• _Record list_:
•••

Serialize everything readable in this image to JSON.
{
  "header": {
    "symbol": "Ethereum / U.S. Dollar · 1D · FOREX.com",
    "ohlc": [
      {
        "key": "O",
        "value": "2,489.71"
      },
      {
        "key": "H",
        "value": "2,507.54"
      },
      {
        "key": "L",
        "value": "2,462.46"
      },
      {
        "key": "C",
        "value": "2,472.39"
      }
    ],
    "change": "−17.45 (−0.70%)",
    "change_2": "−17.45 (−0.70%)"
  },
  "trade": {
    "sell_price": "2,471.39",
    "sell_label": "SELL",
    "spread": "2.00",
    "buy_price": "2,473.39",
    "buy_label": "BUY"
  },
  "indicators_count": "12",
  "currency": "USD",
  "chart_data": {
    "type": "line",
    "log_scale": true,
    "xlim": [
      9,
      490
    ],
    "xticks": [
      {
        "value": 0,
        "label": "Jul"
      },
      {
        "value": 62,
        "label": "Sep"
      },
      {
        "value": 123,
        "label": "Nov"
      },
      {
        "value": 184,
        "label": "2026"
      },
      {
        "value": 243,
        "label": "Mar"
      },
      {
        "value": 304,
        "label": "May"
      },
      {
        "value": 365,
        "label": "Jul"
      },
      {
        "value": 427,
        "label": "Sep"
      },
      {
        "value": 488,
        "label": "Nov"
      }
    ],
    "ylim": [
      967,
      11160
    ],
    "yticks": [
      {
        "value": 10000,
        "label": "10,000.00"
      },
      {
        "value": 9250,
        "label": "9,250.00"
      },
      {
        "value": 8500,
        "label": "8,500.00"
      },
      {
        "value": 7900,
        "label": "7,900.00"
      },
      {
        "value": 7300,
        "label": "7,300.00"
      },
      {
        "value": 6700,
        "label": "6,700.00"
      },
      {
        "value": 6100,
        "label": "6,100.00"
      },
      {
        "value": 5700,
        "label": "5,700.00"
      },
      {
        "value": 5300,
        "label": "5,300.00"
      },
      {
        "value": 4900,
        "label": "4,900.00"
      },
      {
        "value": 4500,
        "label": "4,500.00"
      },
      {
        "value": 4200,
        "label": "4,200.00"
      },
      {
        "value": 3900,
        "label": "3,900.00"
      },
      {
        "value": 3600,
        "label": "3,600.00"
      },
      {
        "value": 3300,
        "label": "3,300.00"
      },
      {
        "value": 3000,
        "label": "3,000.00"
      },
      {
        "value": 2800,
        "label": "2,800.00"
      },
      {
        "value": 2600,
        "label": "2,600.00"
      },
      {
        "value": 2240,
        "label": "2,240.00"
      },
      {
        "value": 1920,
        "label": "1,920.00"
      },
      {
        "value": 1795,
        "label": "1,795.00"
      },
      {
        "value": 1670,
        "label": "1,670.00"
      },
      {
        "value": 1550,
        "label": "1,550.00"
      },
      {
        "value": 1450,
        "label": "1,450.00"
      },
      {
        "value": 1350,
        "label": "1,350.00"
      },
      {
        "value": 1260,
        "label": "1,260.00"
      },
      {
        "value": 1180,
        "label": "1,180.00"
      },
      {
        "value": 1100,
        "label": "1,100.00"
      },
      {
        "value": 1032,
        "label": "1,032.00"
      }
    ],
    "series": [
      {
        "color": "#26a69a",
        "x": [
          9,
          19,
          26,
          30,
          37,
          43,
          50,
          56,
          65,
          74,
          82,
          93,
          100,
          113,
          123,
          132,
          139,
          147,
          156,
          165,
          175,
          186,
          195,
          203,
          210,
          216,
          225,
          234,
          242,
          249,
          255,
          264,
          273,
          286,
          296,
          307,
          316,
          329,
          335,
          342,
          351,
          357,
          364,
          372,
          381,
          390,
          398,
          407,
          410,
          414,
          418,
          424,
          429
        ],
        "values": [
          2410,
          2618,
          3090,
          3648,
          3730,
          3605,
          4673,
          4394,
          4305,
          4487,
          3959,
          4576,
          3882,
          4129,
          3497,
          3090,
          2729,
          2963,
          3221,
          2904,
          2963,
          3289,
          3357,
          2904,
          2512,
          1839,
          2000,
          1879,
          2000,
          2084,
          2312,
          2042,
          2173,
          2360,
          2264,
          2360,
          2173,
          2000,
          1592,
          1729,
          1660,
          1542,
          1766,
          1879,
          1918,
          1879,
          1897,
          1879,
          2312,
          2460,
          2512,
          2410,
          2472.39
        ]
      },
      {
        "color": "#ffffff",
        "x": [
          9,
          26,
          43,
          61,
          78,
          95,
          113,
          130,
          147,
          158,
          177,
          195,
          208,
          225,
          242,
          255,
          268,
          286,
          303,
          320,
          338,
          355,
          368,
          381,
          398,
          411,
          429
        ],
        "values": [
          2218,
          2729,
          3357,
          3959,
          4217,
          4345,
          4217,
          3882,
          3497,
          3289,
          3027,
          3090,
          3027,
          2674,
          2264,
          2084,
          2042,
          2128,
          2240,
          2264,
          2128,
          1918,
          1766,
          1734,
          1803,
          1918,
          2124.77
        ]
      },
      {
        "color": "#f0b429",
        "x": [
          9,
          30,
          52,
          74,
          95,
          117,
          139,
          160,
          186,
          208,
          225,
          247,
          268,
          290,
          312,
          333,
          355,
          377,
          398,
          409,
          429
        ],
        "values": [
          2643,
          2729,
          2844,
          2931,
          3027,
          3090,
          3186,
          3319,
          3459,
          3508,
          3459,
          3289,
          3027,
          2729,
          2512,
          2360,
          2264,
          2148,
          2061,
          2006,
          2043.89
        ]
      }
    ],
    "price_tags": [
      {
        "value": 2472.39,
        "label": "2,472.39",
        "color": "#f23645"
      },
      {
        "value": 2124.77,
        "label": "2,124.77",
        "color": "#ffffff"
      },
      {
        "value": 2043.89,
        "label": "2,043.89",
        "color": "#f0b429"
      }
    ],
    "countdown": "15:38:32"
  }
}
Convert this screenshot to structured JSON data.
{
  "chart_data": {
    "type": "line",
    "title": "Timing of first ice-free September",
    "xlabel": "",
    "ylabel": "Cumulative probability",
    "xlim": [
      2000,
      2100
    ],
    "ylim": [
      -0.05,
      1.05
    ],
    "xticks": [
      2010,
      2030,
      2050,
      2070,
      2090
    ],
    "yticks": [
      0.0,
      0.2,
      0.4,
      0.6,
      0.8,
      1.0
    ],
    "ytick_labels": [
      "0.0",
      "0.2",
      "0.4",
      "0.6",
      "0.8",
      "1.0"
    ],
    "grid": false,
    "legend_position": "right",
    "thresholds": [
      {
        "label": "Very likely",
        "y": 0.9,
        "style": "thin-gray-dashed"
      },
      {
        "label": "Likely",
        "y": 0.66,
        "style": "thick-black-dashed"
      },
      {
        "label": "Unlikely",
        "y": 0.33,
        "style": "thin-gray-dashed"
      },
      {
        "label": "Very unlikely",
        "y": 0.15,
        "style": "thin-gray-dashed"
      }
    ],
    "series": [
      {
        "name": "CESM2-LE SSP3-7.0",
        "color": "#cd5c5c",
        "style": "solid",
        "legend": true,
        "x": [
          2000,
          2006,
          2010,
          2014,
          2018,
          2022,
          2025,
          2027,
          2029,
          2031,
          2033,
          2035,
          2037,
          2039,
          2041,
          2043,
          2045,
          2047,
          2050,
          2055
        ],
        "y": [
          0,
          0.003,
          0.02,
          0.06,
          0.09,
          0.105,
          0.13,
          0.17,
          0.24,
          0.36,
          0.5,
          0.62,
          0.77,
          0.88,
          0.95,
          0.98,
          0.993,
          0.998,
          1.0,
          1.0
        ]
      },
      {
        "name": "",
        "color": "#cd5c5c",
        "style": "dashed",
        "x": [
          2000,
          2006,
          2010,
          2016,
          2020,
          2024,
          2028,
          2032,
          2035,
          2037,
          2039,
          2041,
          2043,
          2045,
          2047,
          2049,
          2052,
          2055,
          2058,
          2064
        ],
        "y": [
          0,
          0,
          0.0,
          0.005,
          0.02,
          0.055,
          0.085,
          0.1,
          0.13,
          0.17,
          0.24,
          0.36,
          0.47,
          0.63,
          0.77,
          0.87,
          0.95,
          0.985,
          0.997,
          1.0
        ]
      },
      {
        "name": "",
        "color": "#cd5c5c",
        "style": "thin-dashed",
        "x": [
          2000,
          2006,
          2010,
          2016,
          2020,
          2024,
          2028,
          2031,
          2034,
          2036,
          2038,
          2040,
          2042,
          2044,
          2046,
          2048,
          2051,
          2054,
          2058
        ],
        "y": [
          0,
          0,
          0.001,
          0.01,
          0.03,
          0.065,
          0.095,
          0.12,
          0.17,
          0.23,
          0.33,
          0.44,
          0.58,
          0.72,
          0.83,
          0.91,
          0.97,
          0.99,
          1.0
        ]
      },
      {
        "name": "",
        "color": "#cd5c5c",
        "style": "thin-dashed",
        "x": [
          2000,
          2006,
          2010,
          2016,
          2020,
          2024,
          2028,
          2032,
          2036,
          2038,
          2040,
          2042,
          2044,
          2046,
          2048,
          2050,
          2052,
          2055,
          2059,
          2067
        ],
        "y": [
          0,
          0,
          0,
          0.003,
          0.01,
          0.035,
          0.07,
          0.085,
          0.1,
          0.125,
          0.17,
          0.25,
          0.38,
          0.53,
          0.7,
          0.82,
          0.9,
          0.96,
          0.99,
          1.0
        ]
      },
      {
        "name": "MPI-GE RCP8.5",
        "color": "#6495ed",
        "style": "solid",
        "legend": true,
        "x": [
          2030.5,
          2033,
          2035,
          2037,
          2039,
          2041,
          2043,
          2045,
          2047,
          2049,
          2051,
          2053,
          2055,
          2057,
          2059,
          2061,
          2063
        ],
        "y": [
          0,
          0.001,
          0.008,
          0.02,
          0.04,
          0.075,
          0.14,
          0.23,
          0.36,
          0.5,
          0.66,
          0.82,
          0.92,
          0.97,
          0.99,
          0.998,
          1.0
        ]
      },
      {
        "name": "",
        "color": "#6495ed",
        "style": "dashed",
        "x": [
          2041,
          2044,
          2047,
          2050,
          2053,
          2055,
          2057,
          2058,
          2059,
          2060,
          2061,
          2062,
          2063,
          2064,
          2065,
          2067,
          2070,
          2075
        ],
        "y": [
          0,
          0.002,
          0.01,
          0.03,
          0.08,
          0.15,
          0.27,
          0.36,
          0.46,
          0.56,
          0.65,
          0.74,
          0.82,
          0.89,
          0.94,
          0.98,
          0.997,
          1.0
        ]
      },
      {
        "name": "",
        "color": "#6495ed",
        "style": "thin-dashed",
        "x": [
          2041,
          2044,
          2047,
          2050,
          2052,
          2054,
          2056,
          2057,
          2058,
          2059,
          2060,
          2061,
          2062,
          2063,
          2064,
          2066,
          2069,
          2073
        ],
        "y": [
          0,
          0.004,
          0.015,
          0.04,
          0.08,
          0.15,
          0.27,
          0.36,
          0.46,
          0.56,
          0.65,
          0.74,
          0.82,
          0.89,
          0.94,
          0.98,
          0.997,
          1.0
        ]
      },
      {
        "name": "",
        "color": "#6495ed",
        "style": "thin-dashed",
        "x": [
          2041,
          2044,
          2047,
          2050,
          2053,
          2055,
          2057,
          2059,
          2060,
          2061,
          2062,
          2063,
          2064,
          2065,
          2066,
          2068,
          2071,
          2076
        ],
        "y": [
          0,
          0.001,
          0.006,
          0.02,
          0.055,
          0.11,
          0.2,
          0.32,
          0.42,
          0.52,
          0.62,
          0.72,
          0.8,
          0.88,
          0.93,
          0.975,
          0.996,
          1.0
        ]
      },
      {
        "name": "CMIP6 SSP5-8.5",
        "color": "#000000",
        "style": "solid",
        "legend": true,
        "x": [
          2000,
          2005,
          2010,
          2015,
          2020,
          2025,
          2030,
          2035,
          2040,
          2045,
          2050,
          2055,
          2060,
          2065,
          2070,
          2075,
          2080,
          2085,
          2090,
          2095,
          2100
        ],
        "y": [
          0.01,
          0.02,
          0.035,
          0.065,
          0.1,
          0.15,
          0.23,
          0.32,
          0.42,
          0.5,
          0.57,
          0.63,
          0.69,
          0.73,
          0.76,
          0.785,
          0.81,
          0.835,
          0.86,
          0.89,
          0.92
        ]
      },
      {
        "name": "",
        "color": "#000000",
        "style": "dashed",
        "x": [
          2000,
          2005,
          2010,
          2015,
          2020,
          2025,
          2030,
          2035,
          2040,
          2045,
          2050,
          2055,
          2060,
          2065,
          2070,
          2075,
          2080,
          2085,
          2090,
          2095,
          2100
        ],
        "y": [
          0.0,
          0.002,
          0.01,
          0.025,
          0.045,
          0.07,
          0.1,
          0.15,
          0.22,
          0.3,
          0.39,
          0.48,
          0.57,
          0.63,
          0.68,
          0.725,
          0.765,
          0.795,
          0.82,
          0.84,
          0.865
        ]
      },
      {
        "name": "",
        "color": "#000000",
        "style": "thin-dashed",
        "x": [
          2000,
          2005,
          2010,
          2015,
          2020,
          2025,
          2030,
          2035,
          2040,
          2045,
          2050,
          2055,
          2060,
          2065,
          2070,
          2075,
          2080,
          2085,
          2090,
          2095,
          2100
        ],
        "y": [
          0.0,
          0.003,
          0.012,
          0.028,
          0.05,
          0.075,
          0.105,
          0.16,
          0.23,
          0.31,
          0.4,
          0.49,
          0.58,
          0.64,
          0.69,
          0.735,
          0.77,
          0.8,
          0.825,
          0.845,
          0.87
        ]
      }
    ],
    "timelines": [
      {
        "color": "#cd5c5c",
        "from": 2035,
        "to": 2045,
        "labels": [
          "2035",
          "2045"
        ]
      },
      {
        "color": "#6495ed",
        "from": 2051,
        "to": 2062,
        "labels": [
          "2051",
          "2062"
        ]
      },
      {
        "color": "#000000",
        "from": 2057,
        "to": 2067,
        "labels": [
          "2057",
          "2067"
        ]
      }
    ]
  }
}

•••

• _Goal_: What is the number of lines in the data that hold the string "this"? Answer with the number only.

• _Full solution_: 2